Task objective:
Collect each line of the entries that holds the string "Scores".

Dataset entries:
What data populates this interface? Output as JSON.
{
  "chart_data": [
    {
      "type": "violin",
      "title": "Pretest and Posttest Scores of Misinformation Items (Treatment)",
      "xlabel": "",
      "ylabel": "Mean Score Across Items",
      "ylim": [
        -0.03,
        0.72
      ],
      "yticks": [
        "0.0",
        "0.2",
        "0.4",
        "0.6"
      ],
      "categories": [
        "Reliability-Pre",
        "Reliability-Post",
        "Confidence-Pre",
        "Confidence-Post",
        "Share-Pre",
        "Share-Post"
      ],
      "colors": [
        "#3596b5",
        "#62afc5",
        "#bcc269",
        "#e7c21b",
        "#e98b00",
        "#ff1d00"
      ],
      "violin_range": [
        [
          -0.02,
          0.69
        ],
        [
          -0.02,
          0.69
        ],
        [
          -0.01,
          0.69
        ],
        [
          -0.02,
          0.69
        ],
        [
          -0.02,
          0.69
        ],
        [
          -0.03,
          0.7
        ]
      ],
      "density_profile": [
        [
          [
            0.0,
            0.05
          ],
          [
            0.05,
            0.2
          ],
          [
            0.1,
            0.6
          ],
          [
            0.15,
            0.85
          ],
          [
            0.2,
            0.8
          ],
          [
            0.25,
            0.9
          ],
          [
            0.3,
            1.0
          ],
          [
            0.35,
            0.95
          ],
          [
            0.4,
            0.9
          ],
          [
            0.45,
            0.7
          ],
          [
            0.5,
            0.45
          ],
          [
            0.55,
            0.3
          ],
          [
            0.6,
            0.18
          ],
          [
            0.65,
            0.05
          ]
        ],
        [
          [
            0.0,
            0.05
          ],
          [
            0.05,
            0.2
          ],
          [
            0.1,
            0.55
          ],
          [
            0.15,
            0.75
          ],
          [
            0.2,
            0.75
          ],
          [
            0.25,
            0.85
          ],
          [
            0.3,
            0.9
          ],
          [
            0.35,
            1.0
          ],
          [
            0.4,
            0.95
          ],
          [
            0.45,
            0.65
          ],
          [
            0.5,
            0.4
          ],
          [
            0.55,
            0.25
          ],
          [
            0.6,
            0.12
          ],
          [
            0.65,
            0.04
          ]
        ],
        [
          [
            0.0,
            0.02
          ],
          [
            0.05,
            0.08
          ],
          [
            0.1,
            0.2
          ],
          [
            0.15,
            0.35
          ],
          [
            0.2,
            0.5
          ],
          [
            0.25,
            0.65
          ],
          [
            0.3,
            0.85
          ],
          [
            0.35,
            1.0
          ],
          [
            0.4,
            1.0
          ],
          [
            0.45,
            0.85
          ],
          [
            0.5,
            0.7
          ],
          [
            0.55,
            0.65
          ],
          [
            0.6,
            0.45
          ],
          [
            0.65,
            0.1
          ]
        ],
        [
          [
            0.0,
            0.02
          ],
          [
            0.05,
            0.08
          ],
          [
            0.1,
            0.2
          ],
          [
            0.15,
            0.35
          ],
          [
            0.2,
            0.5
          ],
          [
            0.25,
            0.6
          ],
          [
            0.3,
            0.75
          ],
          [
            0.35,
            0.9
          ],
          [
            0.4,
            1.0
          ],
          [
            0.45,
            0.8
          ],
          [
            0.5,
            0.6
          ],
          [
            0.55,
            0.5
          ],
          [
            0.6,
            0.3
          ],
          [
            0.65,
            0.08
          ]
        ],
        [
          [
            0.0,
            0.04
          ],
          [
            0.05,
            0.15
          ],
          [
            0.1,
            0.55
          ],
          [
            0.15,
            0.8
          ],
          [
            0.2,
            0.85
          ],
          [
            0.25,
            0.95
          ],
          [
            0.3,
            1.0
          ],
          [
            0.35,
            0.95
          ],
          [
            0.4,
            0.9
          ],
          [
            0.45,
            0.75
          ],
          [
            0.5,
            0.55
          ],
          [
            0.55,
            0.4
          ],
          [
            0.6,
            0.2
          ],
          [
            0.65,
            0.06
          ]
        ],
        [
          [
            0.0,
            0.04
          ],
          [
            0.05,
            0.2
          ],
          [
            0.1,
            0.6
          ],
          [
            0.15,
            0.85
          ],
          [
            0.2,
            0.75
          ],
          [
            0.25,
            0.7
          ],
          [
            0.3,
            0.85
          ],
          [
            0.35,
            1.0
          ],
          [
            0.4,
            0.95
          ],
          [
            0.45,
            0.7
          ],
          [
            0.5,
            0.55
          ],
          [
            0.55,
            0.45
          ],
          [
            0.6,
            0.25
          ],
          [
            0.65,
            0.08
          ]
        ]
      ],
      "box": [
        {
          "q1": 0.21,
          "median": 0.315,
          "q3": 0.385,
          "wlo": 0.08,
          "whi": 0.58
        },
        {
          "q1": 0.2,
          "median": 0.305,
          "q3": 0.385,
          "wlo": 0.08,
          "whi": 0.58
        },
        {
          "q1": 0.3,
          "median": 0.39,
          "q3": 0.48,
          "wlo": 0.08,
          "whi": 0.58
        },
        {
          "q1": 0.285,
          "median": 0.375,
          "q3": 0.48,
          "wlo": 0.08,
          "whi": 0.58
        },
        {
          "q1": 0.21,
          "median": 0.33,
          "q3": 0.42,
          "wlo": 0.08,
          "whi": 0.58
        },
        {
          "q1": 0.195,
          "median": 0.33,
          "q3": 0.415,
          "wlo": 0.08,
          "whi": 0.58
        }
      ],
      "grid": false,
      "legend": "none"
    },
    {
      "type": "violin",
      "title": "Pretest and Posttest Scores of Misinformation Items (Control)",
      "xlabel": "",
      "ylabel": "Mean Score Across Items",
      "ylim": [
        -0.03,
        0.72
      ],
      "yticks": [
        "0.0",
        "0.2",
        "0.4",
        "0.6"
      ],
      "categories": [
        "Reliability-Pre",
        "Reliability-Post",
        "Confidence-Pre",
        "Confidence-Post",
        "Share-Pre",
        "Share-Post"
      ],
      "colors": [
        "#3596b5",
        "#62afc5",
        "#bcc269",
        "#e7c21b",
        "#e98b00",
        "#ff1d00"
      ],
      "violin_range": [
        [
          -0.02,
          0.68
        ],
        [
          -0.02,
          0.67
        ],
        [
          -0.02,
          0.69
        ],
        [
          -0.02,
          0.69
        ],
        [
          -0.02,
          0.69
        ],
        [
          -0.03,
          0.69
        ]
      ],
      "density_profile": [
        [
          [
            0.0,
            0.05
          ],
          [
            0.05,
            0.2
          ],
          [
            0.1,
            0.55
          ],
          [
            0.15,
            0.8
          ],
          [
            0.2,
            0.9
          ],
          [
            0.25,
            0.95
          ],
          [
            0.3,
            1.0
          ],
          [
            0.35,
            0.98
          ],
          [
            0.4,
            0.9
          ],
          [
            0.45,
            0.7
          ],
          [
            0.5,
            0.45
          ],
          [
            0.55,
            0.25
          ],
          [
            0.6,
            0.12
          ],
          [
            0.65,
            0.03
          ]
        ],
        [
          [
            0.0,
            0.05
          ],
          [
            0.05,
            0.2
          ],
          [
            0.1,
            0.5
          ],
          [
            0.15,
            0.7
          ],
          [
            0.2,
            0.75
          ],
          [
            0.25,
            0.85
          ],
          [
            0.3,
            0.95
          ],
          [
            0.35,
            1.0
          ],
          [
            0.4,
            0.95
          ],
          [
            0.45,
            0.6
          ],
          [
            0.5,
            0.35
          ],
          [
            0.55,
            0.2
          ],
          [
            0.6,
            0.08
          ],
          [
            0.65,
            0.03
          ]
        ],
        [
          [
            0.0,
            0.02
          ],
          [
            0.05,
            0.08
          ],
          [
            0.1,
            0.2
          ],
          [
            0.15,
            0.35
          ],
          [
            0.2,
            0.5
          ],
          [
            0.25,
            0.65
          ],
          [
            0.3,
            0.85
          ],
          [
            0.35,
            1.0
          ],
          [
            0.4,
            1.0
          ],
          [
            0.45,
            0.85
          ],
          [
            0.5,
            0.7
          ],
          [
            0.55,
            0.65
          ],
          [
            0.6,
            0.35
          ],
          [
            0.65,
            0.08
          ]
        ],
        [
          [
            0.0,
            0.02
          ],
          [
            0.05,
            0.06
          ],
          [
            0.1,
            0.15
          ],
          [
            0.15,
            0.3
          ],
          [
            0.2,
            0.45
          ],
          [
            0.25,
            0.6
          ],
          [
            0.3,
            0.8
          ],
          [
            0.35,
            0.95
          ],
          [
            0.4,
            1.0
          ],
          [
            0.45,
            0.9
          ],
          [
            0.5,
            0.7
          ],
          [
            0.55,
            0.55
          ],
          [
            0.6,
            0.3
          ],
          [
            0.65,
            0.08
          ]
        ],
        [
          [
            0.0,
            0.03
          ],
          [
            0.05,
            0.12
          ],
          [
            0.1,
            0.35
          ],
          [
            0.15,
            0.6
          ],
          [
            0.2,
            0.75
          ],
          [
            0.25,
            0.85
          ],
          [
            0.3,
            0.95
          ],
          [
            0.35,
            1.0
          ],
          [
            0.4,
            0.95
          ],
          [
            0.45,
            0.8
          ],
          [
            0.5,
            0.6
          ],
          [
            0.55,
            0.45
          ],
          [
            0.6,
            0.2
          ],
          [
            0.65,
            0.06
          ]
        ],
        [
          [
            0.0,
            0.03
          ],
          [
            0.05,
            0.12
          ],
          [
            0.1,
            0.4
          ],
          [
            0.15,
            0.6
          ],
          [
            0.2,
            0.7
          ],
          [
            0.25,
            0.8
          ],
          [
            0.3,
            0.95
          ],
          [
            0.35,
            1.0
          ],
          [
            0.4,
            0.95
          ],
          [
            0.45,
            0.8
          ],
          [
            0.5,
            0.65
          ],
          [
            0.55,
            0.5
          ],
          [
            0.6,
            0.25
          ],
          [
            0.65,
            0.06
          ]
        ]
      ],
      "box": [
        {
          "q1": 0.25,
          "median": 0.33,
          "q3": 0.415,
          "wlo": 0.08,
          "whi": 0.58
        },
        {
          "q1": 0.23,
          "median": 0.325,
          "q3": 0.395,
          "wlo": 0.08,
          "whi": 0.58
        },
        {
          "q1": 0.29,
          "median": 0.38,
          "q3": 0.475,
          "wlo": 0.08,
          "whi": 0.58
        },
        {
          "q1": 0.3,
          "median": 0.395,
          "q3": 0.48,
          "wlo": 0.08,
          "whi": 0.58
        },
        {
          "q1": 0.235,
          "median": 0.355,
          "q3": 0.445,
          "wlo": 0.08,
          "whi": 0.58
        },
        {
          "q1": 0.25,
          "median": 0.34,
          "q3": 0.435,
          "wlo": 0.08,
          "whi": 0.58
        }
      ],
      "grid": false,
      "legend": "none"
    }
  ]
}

Reply to the task:
      "title": "Pretest and Posttest Scores of Misinformation Items (Treatment)",
      "title": "Pretest and Posttest Scores of Misinformation Items (Control)",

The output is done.